= Exercise goal =
In the listing below, locate the lines that hold the string "like". Copy those lines.

** start Available records **

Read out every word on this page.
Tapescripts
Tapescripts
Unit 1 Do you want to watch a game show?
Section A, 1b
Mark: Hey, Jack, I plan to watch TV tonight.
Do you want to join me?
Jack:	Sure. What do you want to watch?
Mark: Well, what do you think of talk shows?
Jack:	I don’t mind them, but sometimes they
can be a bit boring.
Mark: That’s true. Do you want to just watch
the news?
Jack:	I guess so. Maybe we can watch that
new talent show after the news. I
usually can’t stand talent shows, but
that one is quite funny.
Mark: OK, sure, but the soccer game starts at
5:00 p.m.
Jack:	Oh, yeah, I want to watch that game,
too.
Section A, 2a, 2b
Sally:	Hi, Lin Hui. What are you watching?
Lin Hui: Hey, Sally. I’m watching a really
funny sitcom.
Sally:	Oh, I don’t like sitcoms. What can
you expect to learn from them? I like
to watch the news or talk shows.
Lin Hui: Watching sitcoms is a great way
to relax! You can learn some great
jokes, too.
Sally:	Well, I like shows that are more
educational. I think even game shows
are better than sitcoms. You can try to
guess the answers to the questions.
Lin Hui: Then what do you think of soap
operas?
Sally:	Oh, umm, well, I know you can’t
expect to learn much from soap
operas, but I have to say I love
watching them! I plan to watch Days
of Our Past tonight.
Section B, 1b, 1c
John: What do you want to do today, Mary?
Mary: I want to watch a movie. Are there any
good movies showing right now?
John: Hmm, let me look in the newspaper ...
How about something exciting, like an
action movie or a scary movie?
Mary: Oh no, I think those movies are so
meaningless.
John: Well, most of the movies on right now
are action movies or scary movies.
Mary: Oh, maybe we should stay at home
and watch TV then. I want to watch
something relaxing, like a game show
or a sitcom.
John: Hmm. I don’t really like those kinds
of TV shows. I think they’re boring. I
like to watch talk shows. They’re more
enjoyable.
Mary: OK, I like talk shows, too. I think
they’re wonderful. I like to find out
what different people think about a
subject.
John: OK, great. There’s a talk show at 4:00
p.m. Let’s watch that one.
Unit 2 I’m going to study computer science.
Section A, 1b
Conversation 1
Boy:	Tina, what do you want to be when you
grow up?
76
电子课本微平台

** end Available records **

= Result for this task =
Sally:	Oh, I don’t like sitcoms. What can
you expect to learn from them? I like
Sally:	Well, I like shows that are more
How about something exciting, like an
something relaxing, like a game show
John: Hmm. I don’t really like those kinds
like to watch talk shows. They’re more
Mary: OK, I like talk shows, too. I think
they’re wonderful. I like to find out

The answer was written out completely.